* **GIVEN INFORMATION**
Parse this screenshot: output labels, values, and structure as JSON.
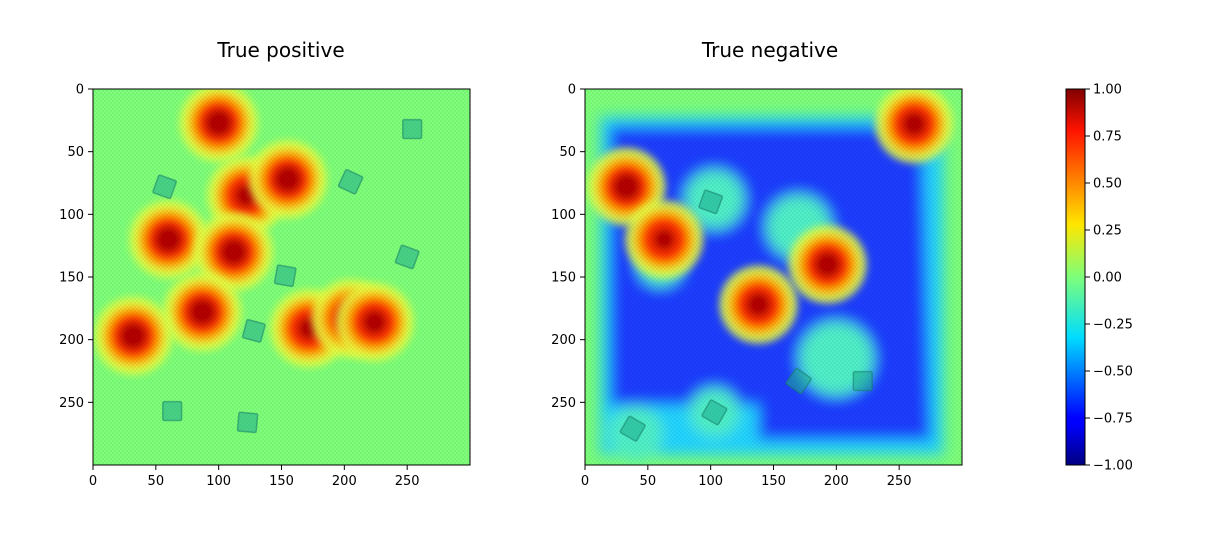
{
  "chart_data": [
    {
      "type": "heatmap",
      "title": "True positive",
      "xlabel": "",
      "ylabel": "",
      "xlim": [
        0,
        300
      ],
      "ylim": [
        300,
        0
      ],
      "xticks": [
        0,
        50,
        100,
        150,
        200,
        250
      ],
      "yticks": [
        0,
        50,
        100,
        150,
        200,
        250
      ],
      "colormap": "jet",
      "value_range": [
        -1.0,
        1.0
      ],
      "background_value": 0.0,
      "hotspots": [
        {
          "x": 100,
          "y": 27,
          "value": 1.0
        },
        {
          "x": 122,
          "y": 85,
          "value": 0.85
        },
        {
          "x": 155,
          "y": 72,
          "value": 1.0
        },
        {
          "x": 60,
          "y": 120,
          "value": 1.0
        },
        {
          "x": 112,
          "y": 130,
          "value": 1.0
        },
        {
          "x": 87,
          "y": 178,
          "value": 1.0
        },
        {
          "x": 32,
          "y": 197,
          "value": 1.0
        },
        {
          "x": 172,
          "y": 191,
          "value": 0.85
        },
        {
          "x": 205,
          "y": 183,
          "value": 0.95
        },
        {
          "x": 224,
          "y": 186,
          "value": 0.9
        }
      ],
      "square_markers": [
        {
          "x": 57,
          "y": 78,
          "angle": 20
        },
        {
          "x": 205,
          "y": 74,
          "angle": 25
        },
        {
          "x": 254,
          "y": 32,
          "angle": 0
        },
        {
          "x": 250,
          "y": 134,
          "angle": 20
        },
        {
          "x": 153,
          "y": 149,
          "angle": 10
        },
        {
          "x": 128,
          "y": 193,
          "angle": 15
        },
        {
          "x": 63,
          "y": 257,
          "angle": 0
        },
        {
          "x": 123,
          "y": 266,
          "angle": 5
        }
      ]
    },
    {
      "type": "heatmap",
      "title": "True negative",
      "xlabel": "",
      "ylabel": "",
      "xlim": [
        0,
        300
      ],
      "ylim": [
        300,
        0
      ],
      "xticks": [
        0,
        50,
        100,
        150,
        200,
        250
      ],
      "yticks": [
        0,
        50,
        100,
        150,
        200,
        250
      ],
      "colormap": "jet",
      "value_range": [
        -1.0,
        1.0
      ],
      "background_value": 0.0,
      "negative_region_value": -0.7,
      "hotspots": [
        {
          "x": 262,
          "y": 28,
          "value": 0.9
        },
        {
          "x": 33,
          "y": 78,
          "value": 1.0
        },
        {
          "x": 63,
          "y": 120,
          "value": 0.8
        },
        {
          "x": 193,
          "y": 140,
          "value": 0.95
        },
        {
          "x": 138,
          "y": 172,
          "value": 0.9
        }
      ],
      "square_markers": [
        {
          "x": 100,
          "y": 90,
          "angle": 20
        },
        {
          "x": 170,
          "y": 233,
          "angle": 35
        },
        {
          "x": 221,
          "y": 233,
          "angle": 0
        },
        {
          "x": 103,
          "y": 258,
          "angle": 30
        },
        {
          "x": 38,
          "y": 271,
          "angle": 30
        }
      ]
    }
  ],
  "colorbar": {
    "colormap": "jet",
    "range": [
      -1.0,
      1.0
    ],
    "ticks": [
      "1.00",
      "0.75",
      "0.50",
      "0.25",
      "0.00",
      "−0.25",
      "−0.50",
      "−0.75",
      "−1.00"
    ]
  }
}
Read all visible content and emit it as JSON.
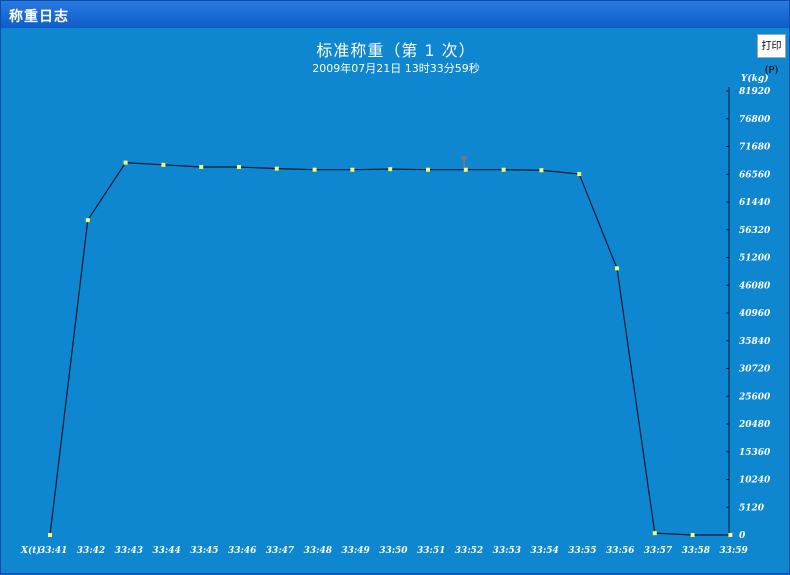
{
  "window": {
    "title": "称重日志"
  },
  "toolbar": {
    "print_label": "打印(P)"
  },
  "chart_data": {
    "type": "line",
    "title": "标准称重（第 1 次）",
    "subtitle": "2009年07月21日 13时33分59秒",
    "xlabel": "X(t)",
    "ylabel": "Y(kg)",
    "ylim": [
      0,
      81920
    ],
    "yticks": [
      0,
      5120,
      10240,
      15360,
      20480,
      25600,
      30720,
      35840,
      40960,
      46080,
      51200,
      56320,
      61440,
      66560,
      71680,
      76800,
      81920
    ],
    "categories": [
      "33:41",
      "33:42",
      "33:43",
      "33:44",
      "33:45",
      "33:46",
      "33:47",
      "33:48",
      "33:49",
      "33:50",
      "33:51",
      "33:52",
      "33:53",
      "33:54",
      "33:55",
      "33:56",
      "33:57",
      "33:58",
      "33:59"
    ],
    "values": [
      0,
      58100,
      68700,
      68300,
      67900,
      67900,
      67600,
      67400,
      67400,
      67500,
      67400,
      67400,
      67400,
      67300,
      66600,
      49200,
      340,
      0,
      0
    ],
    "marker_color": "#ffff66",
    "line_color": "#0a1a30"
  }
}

* **GIVEN INSTRUCTION**
Pictures stay out of the copy; please restate every record above exactly.

* **FINISHED EXERCISE**
Parse this screenshot: output labels, values, and structure as JSON.
{
  "chart_data": [
    {
      "type": "heatmap",
      "title": "True positive",
      "xlabel": "",
      "ylabel": "",
      "xlim": [
        0,
        300
      ],
      "ylim": [
        300,
        0
      ],
      "xticks": [
        0,
        50,
        100,
        150,
        200,
        250
      ],
      "yticks": [
        0,
        50,
        100,
        150,
        200,
        250
      ],
      "colormap": "jet",
      "value_range": [
        -1.0,
        1.0
      ],
      "background_value": 0.0,
      "hotspots": [
        {
          "x": 100,
          "y": 27,
          "value": 1.0
        },
        {
          "x": 122,
          "y": 85,
          "value": 0.85
        },
        {
          "x": 155,
          "y": 72,
          "value": 1.0
        },
        {
          "x": 60,
          "y": 120,
          "value": 1.0
        },
        {
          "x": 112,
          "y": 130,
          "value": 1.0
        },
        {
          "x": 87,
          "y": 178,
          "value": 1.0
        },
        {
          "x": 32,
          "y": 197,
          "value": 1.0
        },
        {
          "x": 172,
          "y": 191,
          "value": 0.85
        },
        {
          "x": 205,
          "y": 183,
          "value": 0.95
        },
        {
          "x": 224,
          "y": 186,
          "value": 0.9
        }
      ],
      "square_markers": [
        {
          "x": 57,
          "y": 78,
          "angle": 20
        },
        {
          "x": 205,
          "y": 74,
          "angle": 25
        },
        {
          "x": 254,
          "y": 32,
          "angle": 0
        },
        {
          "x": 250,
          "y": 134,
          "angle": 20
        },
        {
          "x": 153,
          "y": 149,
          "angle": 10
        },
        {
          "x": 128,
          "y": 193,
          "angle": 15
        },
        {
          "x": 63,
          "y": 257,
          "angle": 0
        },
        {
          "x": 123,
          "y": 266,
          "angle": 5
        }
      ]
    },
    {
      "type": "heatmap",
      "title": "True negative",
      "xlabel": "",
      "ylabel": "",
      "xlim": [
        0,
        300
      ],
      "ylim": [
        300,
        0
      ],
      "xticks": [
        0,
        50,
        100,
        150,
        200,
        250
      ],
      "yticks": [
        0,
        50,
        100,
        150,
        200,
        250
      ],
      "colormap": "jet",
      "value_range": [
        -1.0,
        1.0
      ],
      "background_value": 0.0,
      "negative_region_value": -0.7,
      "hotspots": [
        {
          "x": 262,
          "y": 28,
          "value": 0.9
        },
        {
          "x": 33,
          "y": 78,
          "value": 1.0
        },
        {
          "x": 63,
          "y": 120,
          "value": 0.8
        },
        {
          "x": 193,
          "y": 140,
          "value": 0.95
        },
        {
          "x": 138,
          "y": 172,
          "value": 0.9
        }
      ],
      "square_markers": [
        {
          "x": 100,
          "y": 90,
          "angle": 20
        },
        {
          "x": 170,
          "y": 233,
          "angle": 35
        },
        {
          "x": 221,
          "y": 233,
          "angle": 0
        },
        {
          "x": 103,
          "y": 258,
          "angle": 30
        },
        {
          "x": 38,
          "y": 271,
          "angle": 30
        }
      ]
    }
  ],
  "colorbar": {
    "colormap": "jet",
    "range": [
      -1.0,
      1.0
    ],
    "ticks": [
      "1.00",
      "0.75",
      "0.50",
      "0.25",
      "0.00",
      "−0.25",
      "−0.50",
      "−0.75",
      "−1.00"
    ]
  }
}
Read all visible content and emit it as JSON.
{
  "window": {
    "title": "称重日志"
  },
  "toolbar": {
    "print_label": "打印(P)"
  },
  "chart_data": {
    "type": "line",
    "title": "标准称重（第 1 次）",
    "subtitle": "2009年07月21日 13时33分59秒",
    "xlabel": "X(t)",
    "ylabel": "Y(kg)",
    "ylim": [
      0,
      81920
    ],
    "yticks": [
      0,
      5120,
      10240,
      15360,
      20480,
      25600,
      30720,
      35840,
      40960,
      46080,
      51200,
      56320,
      61440,
      66560,
      71680,
      76800,
      81920
    ],
    "categories": [
      "33:41",
      "33:42",
      "33:43",
      "33:44",
      "33:45",
      "33:46",
      "33:47",
      "33:48",
      "33:49",
      "33:50",
      "33:51",
      "33:52",
      "33:53",
      "33:54",
      "33:55",
      "33:56",
      "33:57",
      "33:58",
      "33:59"
    ],
    "values": [
      0,
      58100,
      68700,
      68300,
      67900,
      67900,
      67600,
      67400,
      67400,
      67500,
      67400,
      67400,
      67400,
      67300,
      66600,
      49200,
      340,
      0,
      0
    ],
    "marker_color": "#ffff66",
    "line_color": "#0a1a30"
  }
}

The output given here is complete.